Wohnungspolitik der Bundesregierung

  1. Der Bundeskongress der Jungen Liberalen fordert von der Bundesregierung, der Wohnungspolitik einen der aktuellen Problematik angemessenen, größeren Stellenwert beizumessen.

In diesem Zusammenhang kritisieren die Jungen Liberalen die Vernachlässigung der Wohnproblematik in der aktuellen Politik der Bundesregierung und auch das offensichtliche Fehlen einer Bestandsaufnahme und strategischen Planung.

Angesichts zunehmender Wohnungsnot in den Ballungsräumen der Alten Bundesländer einerseits und der durch sozialistische Misswirtschaft verursachten maroden Substanz der Wohnungen und Häuser in den neuen Bundesländern sind deutliche Aussagen, klare Konzepte und Gesetzentwürfe zur Behebung dieser Probleme unentbehrlich.

  1. Der Bundesverband der Jungen Liberalen fordert daher die Bundesregierung und die FDP-Fraktion im Bundestag auf, unverzüglich eine Expertenanhörung durchzuführen zur Klärung folgender Problemschwerpunkte:

  • Neue Modelle zur Änderung der bisherigen, nachweislich erfolglosen Steuer-, Subventions- und Förderpolitik zur Erhöhung der Wohnbau-Kapazität in Deutschland, unter Berücksichtigung der anerkannten Forderungen der Umweltverträglichkeit.

Strukturierte Daten zur Seitenanalyse:

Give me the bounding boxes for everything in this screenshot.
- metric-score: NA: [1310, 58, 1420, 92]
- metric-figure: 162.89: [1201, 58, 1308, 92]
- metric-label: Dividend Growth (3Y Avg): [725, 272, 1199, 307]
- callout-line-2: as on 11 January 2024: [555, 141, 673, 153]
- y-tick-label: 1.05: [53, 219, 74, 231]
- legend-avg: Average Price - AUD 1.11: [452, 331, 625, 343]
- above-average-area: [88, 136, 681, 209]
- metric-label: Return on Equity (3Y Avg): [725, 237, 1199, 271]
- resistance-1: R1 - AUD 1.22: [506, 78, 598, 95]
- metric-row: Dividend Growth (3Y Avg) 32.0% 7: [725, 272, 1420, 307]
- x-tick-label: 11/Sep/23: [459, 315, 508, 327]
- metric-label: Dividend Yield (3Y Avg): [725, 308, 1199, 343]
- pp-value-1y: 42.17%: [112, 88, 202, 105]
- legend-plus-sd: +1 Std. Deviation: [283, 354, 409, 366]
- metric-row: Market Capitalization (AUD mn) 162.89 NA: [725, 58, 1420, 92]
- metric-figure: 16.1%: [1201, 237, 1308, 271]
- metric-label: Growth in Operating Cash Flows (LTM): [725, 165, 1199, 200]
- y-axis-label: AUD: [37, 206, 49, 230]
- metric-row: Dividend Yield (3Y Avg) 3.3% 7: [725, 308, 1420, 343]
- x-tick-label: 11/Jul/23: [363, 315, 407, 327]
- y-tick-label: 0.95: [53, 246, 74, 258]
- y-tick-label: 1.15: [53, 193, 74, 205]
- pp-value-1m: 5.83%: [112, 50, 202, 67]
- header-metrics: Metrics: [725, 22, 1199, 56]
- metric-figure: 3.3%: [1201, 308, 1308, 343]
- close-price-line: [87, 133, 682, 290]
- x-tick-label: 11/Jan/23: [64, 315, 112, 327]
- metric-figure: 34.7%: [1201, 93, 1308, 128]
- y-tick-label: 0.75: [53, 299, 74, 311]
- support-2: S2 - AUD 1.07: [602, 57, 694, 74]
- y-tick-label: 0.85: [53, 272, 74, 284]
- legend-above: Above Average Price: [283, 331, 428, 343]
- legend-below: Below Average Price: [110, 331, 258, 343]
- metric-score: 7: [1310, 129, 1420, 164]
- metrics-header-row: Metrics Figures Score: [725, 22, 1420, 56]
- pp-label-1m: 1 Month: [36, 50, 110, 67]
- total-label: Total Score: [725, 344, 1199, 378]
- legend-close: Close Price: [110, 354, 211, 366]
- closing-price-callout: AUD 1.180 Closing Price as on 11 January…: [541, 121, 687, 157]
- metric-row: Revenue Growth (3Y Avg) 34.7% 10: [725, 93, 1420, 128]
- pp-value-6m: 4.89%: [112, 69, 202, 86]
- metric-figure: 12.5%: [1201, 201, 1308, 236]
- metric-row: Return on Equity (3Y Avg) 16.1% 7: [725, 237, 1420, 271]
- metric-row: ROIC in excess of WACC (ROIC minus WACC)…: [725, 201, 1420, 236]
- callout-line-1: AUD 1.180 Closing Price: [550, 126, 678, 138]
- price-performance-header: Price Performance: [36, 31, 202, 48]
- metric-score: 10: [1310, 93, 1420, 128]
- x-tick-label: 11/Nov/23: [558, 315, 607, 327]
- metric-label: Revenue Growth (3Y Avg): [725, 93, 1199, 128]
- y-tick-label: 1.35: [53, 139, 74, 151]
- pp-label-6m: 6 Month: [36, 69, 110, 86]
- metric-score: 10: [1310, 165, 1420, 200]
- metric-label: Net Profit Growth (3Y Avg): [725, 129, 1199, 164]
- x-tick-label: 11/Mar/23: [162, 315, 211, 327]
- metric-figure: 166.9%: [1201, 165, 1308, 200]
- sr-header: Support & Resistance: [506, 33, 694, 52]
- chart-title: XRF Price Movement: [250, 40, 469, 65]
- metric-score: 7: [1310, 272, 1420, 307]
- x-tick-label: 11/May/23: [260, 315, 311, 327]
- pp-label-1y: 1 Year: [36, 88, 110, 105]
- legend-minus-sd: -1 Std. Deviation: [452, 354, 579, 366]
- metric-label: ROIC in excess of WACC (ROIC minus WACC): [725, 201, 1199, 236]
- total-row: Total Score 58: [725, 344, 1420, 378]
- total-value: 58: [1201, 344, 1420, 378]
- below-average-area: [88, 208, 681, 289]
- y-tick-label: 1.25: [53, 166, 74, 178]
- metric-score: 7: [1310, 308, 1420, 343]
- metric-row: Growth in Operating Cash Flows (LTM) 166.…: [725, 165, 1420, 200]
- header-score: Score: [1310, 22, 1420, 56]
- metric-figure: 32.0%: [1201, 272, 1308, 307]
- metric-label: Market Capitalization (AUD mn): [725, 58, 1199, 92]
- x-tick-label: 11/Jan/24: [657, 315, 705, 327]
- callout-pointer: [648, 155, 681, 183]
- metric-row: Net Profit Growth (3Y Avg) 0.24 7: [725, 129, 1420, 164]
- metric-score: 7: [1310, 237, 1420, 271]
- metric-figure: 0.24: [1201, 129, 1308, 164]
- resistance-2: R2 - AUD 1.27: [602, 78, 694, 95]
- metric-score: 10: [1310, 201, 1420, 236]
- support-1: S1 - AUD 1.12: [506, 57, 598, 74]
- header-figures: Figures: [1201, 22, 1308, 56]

- _Fragen zum Material_
A: Beantworte die folgenden Fragen zum Text zur Wohnungspolitik.
(i) Wo nimmt die Wohnungsnot laut dem Text zu?
(ii) Worauf führt der Text die marode Substanz der Wohnungen und Häuser in den neuen Bundesländern zurück?
(iii) Wen fordert der Bundesverband neben der Bundesregierung auf, eine Expertenanhörung durchzuführen?
B: Liefere bitte die Fortsetzung des Textes zur Wohnungspolitik, beginnend nach dem letzten Aufzählungspunkt.

- _Lösungen zur Übung_
A:
(i) In den Ballungsräumen der Alten Bundesländer.
(ii) Auf sozialistische Misswirtschaft.
(iii) Die FDP-Fraktion im Bundestag.

B:
  • Privatisierungs-Modelle für die Wohnwirtschaft in den neuen Bundesländern, die es einer möglichst hohen Zahl ehemaliger Bürger der DDR Eigentum an von ihnen bewohntem und erhaltenen Wohnraum verschafft.

  • Erarbeitung verfassungsrechtlich akzeptabler, jedoch auch in der Praxis kommunaler Politik in den neuen Bundesländern verständlicher und durchführbarer Änderungen des Gesetzes zur Regelung offener Vermögensfragen, insbesondere der bisherigen Regelung des Paragraphen 3a.

  • Erarbeitung sozial verträglicher Maßnahmen zur Durchführung allgemein notwendiger Mieterhöhungen in den neuen Bundesländern.